**EXERCISE OBJECTIVE:** Exact reproduction of the data is required, with images excluded.
[begin ENTRIES SHOWN]
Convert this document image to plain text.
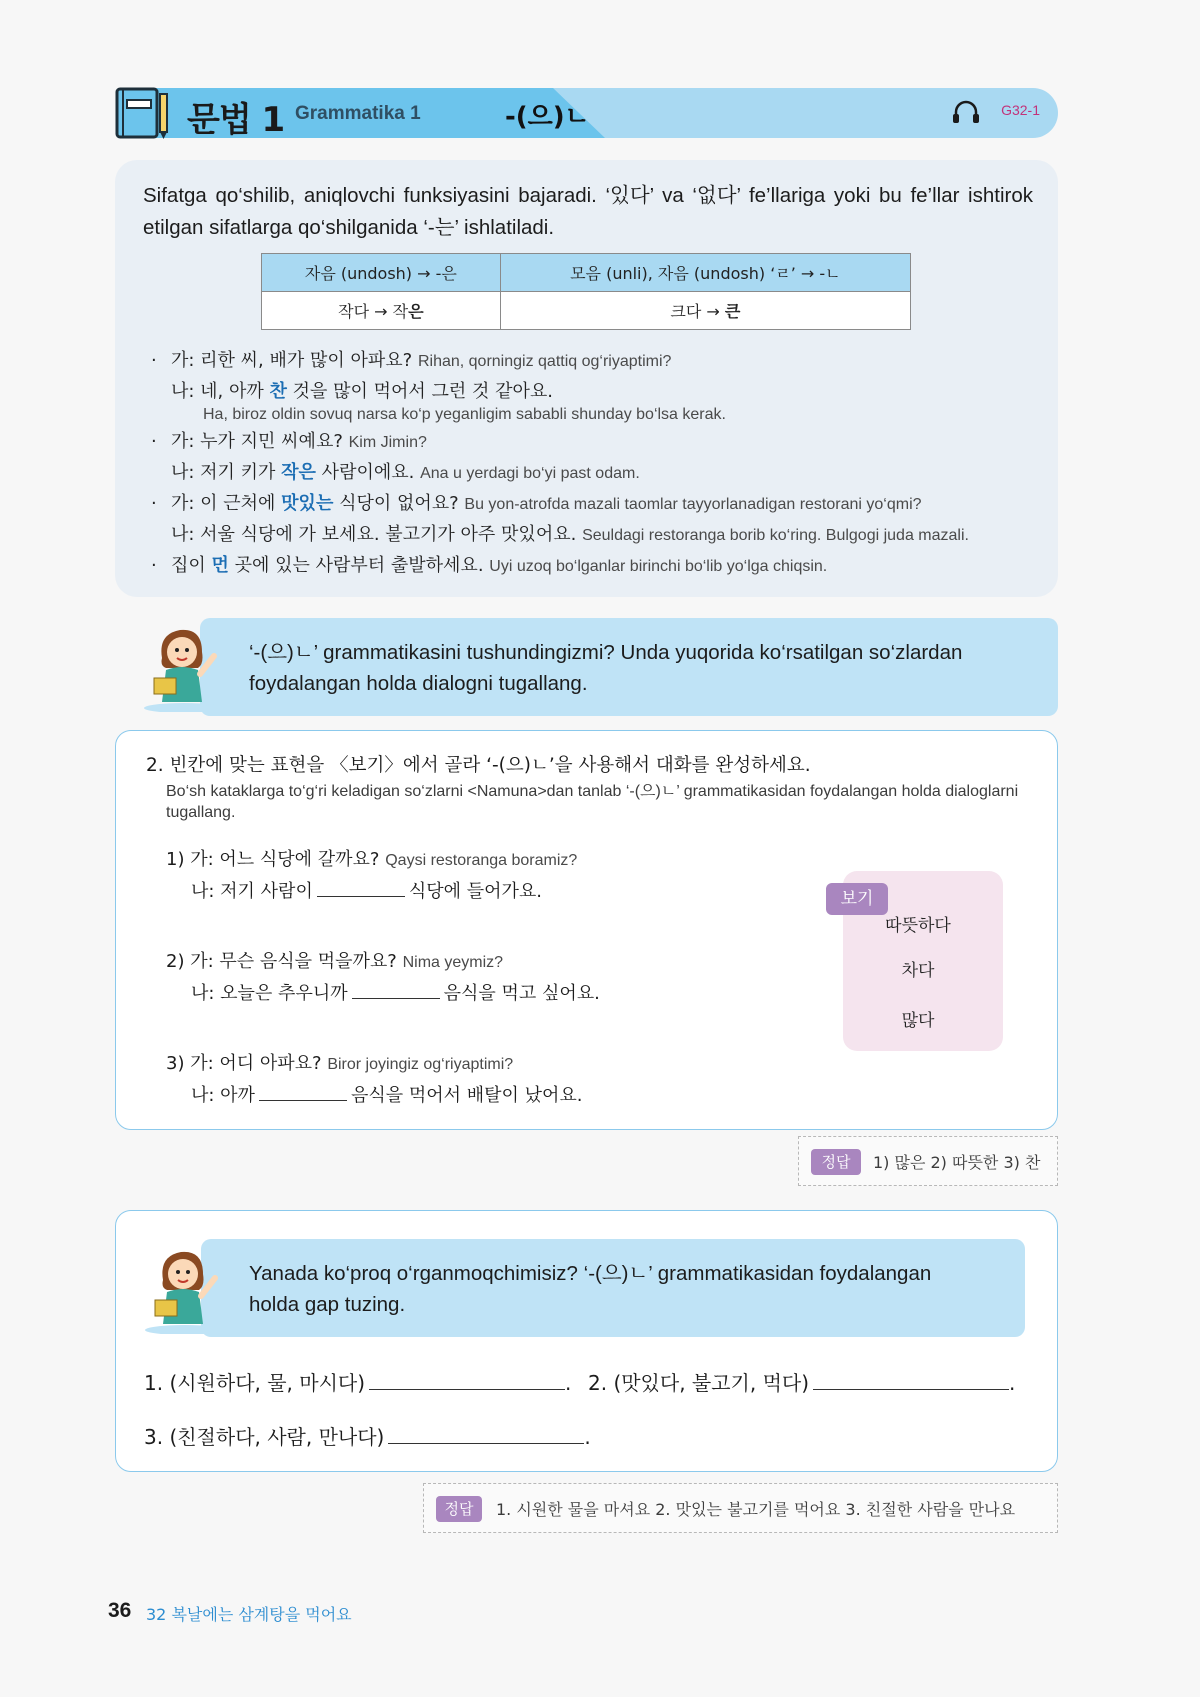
문법 1 Grammatika 1	-(으)ㄴ	G32-1
Sifatga qo‘shilib, aniqlovchi funksiyasini bajaradi. ‘있다’ va ‘없다’ fe’llariga yoki bu fe’llar ishtirok etilgan sifatlarga qo‘shilganida ‘-는’ ishlatiladi.
자음 (undosh) → -은	모음 (unli), 자음 (undosh) ‘ㄹ’ → -ㄴ
작다 → 작은	크다 → 큰
· 가: 리한 씨, 배가 많이 아파요? Rihan, qorningiz qattiq og‘riyaptimi?
나: 네, 아까 찬 것을 많이 먹어서 그런 것 같아요.
Ha, biroz oldin sovuq narsa ko‘p yeganligim sababli shunday bo‘lsa kerak.
· 가: 누가 지민 씨예요? Kim Jimin?
나: 저기 키가 작은 사람이에요. Ana u yerdagi bo‘yi past odam.
· 가: 이 근처에 맛있는 식당이 없어요? Bu yon-atrofda mazali taomlar tayyorlanadigan restorani yo‘qmi?
나: 서울 식당에 가 보세요. 불고기가 아주 맛있어요. Seuldagi restoranga borib ko‘ring. Bulgogi juda mazali.
· 집이 먼 곳에 있는 사람부터 출발하세요. Uyi uzoq bo‘lganlar birinchi bo‘lib yo‘lga chiqsin.
‘-(으)ㄴ’ grammatikasini tushundingizmi? Unda yuqorida ko‘rsatilgan so‘zlardan foydalangan holda dialogni tugallang.
2. 빈칸에 맞는 표현을 〈보기〉에서 골라 ‘-(으)ㄴ’을 사용해서 대화를 완성하세요.
Bo‘sh kataklarga to‘g‘ri keladigan so‘zlarni <Namuna>dan tanlab ‘-(으)ㄴ’ grammatikasidan foydalangan holda dialoglarni tugallang.
1) 가: 어느 식당에 갈까요? Qaysi restoranga boramiz?
나: 저기 사람이	식당에 들어가요.
2) 가: 무슨 음식을 먹을까요? Nima yeymiz?
나: 오늘은 추우니까	음식을 먹고 싶어요.
3) 가: 어디 아파요? Biror joyingiz og‘riyaptimi?
나: 아까	음식을 먹어서 배탈이 났어요.
따뜻하다
차다
많다
보기
정답	1) 많은 2) 따뜻한 3) 찬
Yanada ko‘proq o‘rganmoqchimisiz? ‘-(으)ㄴ’ grammatikasidan foydalangan holda gap tuzing.
1. (시원하다, 물, 마시다)	. 2. (맛있다, 불고기, 먹다)	.
3. (친절하다, 사람, 만나다)	.
정답	1. 시원한 물을 마셔요 2. 맛있는 불고기를 먹어요 3. 친절한 사람을 만나요
36 32 복날에는 삼계탕을 먹어요
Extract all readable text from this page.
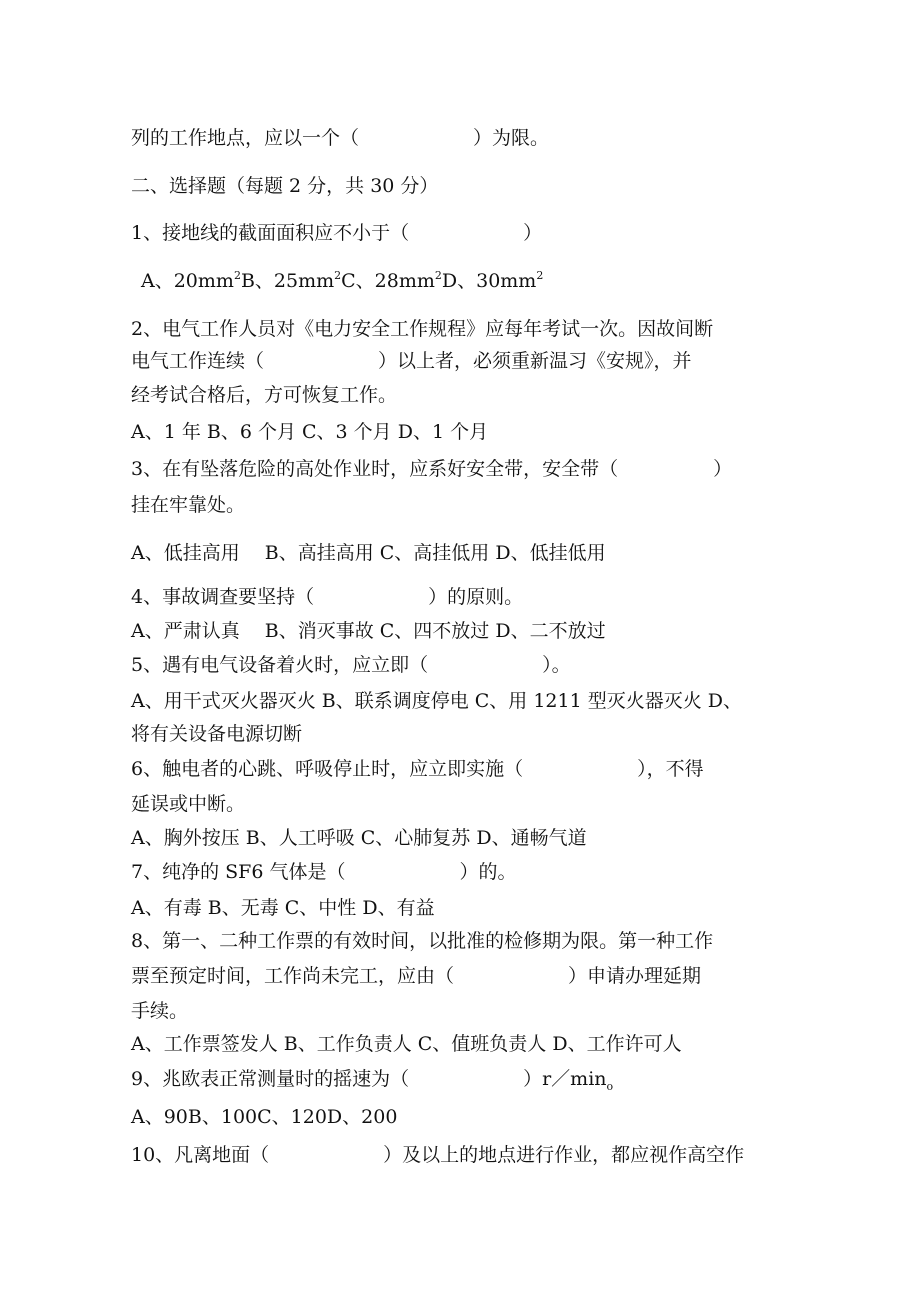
列的工作地点，应以一个（　　　　　　）为限。
二、选择题（每题 2 分，共 30 分）
1、接地线的截面面积应不小于（　　　　　　）
A、$20mm^2B$、$25mm^2C$、$28mm^2D$、$30mm^2$
2、电气工作人员对《电力安全工作规程》应每年考试一次。因故间断
电气工作连续（　　　　　　）以上者，必须重新温习《安规》，并
经考试合格后，方可恢复工作。
A、1 年 B、6 个月 C、3 个月 D、1 个月
3、在有坠落危险的高处作业时，应系好安全带，安全带（　　　　　）
挂在牢靠处。
A、低挂高用　 B、高挂高用 C、高挂低用 D、低挂低用
4、事故调查要坚持（　　　　　　）的原则。
A、严肃认真　 B、消灭事故 C、四不放过 D、二不放过
5、遇有电气设备着火时，应立即（　　　　　　）。
A、用干式灭火器灭火 B、联系调度停电 C、用 1211 型灭火器灭火 D、
将有关设备电源切断
6、触电者的心跳、呼吸停止时，应立即实施（　　　　　　），不得
延误或中断。
A、胸外按压 B、人工呼吸 C、心肺复苏 D、通畅气道
7、纯净的 SF6 气体是（　　　　　　）的。
A、有毒 B、无毒 C、中性 D、有益
8、第一、二种工作票的有效时间，以批准的检修期为限。第一种工作
票至预定时间，工作尚未完工，应由（　　　　　　）申请办理延期
手续。
A、工作票签发人 B、工作负责人 C、值班负责人 D、工作许可人
9、兆欧表正常测量时的摇速为（　　　　　　）$r/\min_o$
A、90B、100C、120D、200
10、凡离地面（　　　　　　）及以上的地点进行作业，都应视作高空作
[end ENTRIES SHOWN]
**IN RESPONSE:**
Convert this document image to plain text.
문법 1 Grammatika 1	-(으)ㄴ	G32-1
Sifatga qo‘shilib, aniqlovchi funksiyasini bajaradi. ‘있다’ va ‘없다’ fe’llariga yoki bu fe’llar ishtirok etilgan sifatlarga qo‘shilganida ‘-는’ ishlatiladi.
자음 (undosh) → -은	모음 (unli), 자음 (undosh) ‘ㄹ’ → -ㄴ
작다 → 작은	크다 → 큰
· 가: 리한 씨, 배가 많이 아파요? Rihan, qorningiz qattiq og‘riyaptimi?
나: 네, 아까 찬 것을 많이 먹어서 그런 것 같아요.
Ha, biroz oldin sovuq narsa ko‘p yeganligim sababli shunday bo‘lsa kerak.
· 가: 누가 지민 씨예요? Kim Jimin?
나: 저기 키가 작은 사람이에요. Ana u yerdagi bo‘yi past odam.
· 가: 이 근처에 맛있는 식당이 없어요? Bu yon-atrofda mazali taomlar tayyorlanadigan restorani yo‘qmi?
나: 서울 식당에 가 보세요. 불고기가 아주 맛있어요. Seuldagi restoranga borib ko‘ring. Bulgogi juda mazali.
· 집이 먼 곳에 있는 사람부터 출발하세요. Uyi uzoq bo‘lganlar birinchi bo‘lib yo‘lga chiqsin.
‘-(으)ㄴ’ grammatikasini tushundingizmi? Unda yuqorida ko‘rsatilgan so‘zlardan foydalangan holda dialogni tugallang.
2. 빈칸에 맞는 표현을 〈보기〉에서 골라 ‘-(으)ㄴ’을 사용해서 대화를 완성하세요.
Bo‘sh kataklarga to‘g‘ri keladigan so‘zlarni <Namuna>dan tanlab ‘-(으)ㄴ’ grammatikasidan foydalangan holda dialoglarni tugallang.
1) 가: 어느 식당에 갈까요? Qaysi restoranga boramiz?
나: 저기 사람이	식당에 들어가요.
2) 가: 무슨 음식을 먹을까요? Nima yeymiz?
나: 오늘은 추우니까	음식을 먹고 싶어요.
3) 가: 어디 아파요? Biror joyingiz og‘riyaptimi?
나: 아까	음식을 먹어서 배탈이 났어요.
따뜻하다
차다
많다
보기
정답	1) 많은 2) 따뜻한 3) 찬
Yanada ko‘proq o‘rganmoqchimisiz? ‘-(으)ㄴ’ grammatikasidan foydalangan holda gap tuzing.
1. (시원하다, 물, 마시다)	. 2. (맛있다, 불고기, 먹다)	.
3. (친절하다, 사람, 만나다)	.
정답	1. 시원한 물을 마셔요 2. 맛있는 불고기를 먹어요 3. 친절한 사람을 만나요
36 32 복날에는 삼계탕을 먹어요
Extract all readable text from this page.
列的工作地点，应以一个（　　　　　　）为限。
二、选择题（每题 2 分，共 30 分）
1、接地线的截面面积应不小于（　　　　　　）
A、$20mm^2B$、$25mm^2C$、$28mm^2D$、$30mm^2$
2、电气工作人员对《电力安全工作规程》应每年考试一次。因故间断
电气工作连续（　　　　　　）以上者，必须重新温习《安规》，并
经考试合格后，方可恢复工作。
A、1 年 B、6 个月 C、3 个月 D、1 个月
3、在有坠落危险的高处作业时，应系好安全带，安全带（　　　　　）
挂在牢靠处。
A、低挂高用　 B、高挂高用 C、高挂低用 D、低挂低用
4、事故调查要坚持（　　　　　　）的原则。
A、严肃认真　 B、消灭事故 C、四不放过 D、二不放过
5、遇有电气设备着火时，应立即（　　　　　　）。
A、用干式灭火器灭火 B、联系调度停电 C、用 1211 型灭火器灭火 D、
将有关设备电源切断
6、触电者的心跳、呼吸停止时，应立即实施（　　　　　　），不得
延误或中断。
A、胸外按压 B、人工呼吸 C、心肺复苏 D、通畅气道
7、纯净的 SF6 气体是（　　　　　　）的。
A、有毒 B、无毒 C、中性 D、有益
8、第一、二种工作票的有效时间，以批准的检修期为限。第一种工作
票至预定时间，工作尚未完工，应由（　　　　　　）申请办理延期
手续。
A、工作票签发人 B、工作负责人 C、值班负责人 D、工作许可人
9、兆欧表正常测量时的摇速为（　　　　　　）$r/\min_o$
A、90B、100C、120D、200
10、凡离地面（　　　　　　）及以上的地点进行作业，都应视作高空作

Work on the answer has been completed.